- Exercise details: Write out each entry, exactly the way it appears.
────
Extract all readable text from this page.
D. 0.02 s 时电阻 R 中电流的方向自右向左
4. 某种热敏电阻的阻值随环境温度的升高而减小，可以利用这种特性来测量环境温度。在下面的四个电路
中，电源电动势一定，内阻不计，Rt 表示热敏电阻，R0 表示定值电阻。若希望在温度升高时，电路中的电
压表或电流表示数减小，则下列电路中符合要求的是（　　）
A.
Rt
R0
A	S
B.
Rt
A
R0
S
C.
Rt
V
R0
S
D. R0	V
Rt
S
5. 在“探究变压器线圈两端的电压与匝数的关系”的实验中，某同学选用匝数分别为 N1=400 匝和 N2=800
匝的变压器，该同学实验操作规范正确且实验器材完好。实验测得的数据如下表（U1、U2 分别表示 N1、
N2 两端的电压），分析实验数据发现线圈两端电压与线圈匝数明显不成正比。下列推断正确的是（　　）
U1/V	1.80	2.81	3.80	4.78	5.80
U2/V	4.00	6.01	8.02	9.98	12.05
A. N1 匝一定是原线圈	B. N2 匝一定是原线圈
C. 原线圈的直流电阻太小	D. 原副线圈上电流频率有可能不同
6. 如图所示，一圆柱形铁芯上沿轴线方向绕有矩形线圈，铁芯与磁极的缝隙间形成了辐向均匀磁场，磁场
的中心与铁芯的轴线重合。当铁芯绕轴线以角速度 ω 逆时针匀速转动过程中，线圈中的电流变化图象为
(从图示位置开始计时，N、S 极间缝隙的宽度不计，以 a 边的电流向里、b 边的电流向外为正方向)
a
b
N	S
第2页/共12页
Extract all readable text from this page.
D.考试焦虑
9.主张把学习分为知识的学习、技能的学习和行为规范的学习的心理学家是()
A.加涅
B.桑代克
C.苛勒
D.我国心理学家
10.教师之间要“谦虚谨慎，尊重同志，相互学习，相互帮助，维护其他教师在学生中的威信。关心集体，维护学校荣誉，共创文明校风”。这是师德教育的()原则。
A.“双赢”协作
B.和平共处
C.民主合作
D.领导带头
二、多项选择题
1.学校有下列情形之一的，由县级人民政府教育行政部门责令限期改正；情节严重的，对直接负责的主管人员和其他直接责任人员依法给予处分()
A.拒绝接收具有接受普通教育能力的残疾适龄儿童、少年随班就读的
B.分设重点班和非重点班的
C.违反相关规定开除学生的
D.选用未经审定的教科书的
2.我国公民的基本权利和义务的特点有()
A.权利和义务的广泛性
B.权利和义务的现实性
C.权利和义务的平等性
────
- Response to this task:
Extract all readable text from this page.
D. 0.02 s 时电阻 R 中电流的方向自右向左
4. 某种热敏电阻的阻值随环境温度的升高而减小，可以利用这种特性来测量环境温度。在下面的四个电路
中，电源电动势一定，内阻不计，Rt 表示热敏电阻，R0 表示定值电阻。若希望在温度升高时，电路中的电
压表或电流表示数减小，则下列电路中符合要求的是（　　）
A.
Rt
R0
A	S
B.
Rt
A
R0
S
C.
Rt
V
R0
S
D. R0	V
Rt
S
5. 在“探究变压器线圈两端的电压与匝数的关系”的实验中，某同学选用匝数分别为 N1=400 匝和 N2=800
匝的变压器，该同学实验操作规范正确且实验器材完好。实验测得的数据如下表（U1、U2 分别表示 N1、
N2 两端的电压），分析实验数据发现线圈两端电压与线圈匝数明显不成正比。下列推断正确的是（　　）
U1/V	1.80	2.81	3.80	4.78	5.80
U2/V	4.00	6.01	8.02	9.98	12.05
A. N1 匝一定是原线圈	B. N2 匝一定是原线圈
C. 原线圈的直流电阻太小	D. 原副线圈上电流频率有可能不同
6. 如图所示，一圆柱形铁芯上沿轴线方向绕有矩形线圈，铁芯与磁极的缝隙间形成了辐向均匀磁场，磁场
的中心与铁芯的轴线重合。当铁芯绕轴线以角速度 ω 逆时针匀速转动过程中，线圈中的电流变化图象为
(从图示位置开始计时，N、S 极间缝隙的宽度不计，以 a 边的电流向里、b 边的电流向外为正方向)
a
b
N	S
第2页/共12页
Extract all readable text from this page.
D.考试焦虑
9.主张把学习分为知识的学习、技能的学习和行为规范的学习的心理学家是()
A.加涅
B.桑代克
C.苛勒
D.我国心理学家
10.教师之间要“谦虚谨慎，尊重同志，相互学习，相互帮助，维护其他教师在学生中的威信。关心集体，维护学校荣誉，共创文明校风”。这是师德教育的()原则。
A.“双赢”协作
B.和平共处
C.民主合作
D.领导带头
二、多项选择题
1.学校有下列情形之一的，由县级人民政府教育行政部门责令限期改正；情节严重的，对直接负责的主管人员和其他直接责任人员依法给予处分()
A.拒绝接收具有接受普通教育能力的残疾适龄儿童、少年随班就读的
B.分设重点班和非重点班的
C.违反相关规定开除学生的
D.选用未经审定的教科书的
2.我国公民的基本权利和义务的特点有()
A.权利和义务的广泛性
B.权利和义务的现实性
C.权利和义务的平等性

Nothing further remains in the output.